* PROBLEM DETAILS *
Every line holding the word "Bidaiak" counts once. Give the total, nothing more.
## Start
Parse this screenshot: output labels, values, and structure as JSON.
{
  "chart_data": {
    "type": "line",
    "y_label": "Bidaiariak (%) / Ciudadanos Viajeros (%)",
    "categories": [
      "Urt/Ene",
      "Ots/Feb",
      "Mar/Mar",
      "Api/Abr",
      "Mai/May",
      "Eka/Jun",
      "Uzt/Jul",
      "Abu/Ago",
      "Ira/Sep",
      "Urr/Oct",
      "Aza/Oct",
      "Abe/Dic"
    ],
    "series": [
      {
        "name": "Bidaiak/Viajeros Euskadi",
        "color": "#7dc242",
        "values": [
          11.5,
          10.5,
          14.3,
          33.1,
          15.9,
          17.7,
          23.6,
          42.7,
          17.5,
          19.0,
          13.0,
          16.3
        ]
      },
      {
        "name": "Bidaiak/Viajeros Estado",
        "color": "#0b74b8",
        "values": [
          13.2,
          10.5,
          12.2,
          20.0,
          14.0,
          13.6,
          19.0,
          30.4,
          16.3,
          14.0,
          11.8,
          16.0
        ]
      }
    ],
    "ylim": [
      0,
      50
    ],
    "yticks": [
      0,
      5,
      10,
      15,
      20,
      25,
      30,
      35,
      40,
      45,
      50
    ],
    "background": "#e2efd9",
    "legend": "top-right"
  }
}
## End
* THE RESPONSE *
2